Data excerpts:
━━━━━━

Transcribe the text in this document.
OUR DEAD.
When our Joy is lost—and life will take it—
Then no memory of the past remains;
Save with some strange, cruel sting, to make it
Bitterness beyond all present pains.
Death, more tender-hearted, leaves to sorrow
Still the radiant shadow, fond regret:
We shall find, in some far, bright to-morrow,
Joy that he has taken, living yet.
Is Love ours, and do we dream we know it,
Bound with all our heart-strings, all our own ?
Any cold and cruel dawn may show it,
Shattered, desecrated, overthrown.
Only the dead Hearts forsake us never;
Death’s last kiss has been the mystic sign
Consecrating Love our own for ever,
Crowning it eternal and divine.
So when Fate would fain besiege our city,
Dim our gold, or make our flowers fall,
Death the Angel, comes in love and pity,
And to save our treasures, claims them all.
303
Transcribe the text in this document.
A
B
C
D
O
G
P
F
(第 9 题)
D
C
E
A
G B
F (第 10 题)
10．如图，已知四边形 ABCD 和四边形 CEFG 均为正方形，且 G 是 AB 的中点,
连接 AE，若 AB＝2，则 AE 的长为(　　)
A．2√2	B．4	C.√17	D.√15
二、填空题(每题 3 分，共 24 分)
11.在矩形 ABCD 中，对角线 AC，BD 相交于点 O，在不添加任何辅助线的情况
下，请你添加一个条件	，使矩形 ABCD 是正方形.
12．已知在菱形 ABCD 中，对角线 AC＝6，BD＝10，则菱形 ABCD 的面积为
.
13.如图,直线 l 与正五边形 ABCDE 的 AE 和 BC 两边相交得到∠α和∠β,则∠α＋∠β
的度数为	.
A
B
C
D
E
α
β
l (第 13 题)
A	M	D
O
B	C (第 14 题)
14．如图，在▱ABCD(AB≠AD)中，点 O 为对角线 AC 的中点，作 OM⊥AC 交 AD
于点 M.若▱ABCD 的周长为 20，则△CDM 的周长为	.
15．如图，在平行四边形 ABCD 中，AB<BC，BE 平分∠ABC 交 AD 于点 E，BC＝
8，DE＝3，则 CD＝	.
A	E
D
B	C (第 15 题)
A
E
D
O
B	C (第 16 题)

━━━━━━

◆ To be done: Repeat the material above in full, exactly as it stands.

◆ Reply:
Transcribe the text in this document.
OUR DEAD.
When our Joy is lost—and life will take it—
Then no memory of the past remains;
Save with some strange, cruel sting, to make it
Bitterness beyond all present pains.
Death, more tender-hearted, leaves to sorrow
Still the radiant shadow, fond regret:
We shall find, in some far, bright to-morrow,
Joy that he has taken, living yet.
Is Love ours, and do we dream we know it,
Bound with all our heart-strings, all our own ?
Any cold and cruel dawn may show it,
Shattered, desecrated, overthrown.
Only the dead Hearts forsake us never;
Death’s last kiss has been the mystic sign
Consecrating Love our own for ever,
Crowning it eternal and divine.
So when Fate would fain besiege our city,
Dim our gold, or make our flowers fall,
Death the Angel, comes in love and pity,
And to save our treasures, claims them all.
303
Transcribe the text in this document.
A
B
C
D
O
G
P
F
(第 9 题)
D
C
E
A
G B
F (第 10 题)
10．如图，已知四边形 ABCD 和四边形 CEFG 均为正方形，且 G 是 AB 的中点,
连接 AE，若 AB＝2，则 AE 的长为(　　)
A．2√2	B．4	C.√17	D.√15
二、填空题(每题 3 分，共 24 分)
11.在矩形 ABCD 中，对角线 AC，BD 相交于点 O，在不添加任何辅助线的情况
下，请你添加一个条件	，使矩形 ABCD 是正方形.
12．已知在菱形 ABCD 中，对角线 AC＝6，BD＝10，则菱形 ABCD 的面积为
.
13.如图,直线 l 与正五边形 ABCDE 的 AE 和 BC 两边相交得到∠α和∠β,则∠α＋∠β
的度数为	.
A
B
C
D
E
α
β
l (第 13 题)
A	M	D
O
B	C (第 14 题)
14．如图，在▱ABCD(AB≠AD)中，点 O 为对角线 AC 的中点，作 OM⊥AC 交 AD
于点 M.若▱ABCD 的周长为 20，则△CDM 的周长为	.
15．如图，在平行四边形 ABCD 中，AB<BC，BE 平分∠ABC 交 AD 于点 E，BC＝
8，DE＝3，则 CD＝	.
A	E
D
B	C (第 15 题)
A
E
D
O
B	C (第 16 题)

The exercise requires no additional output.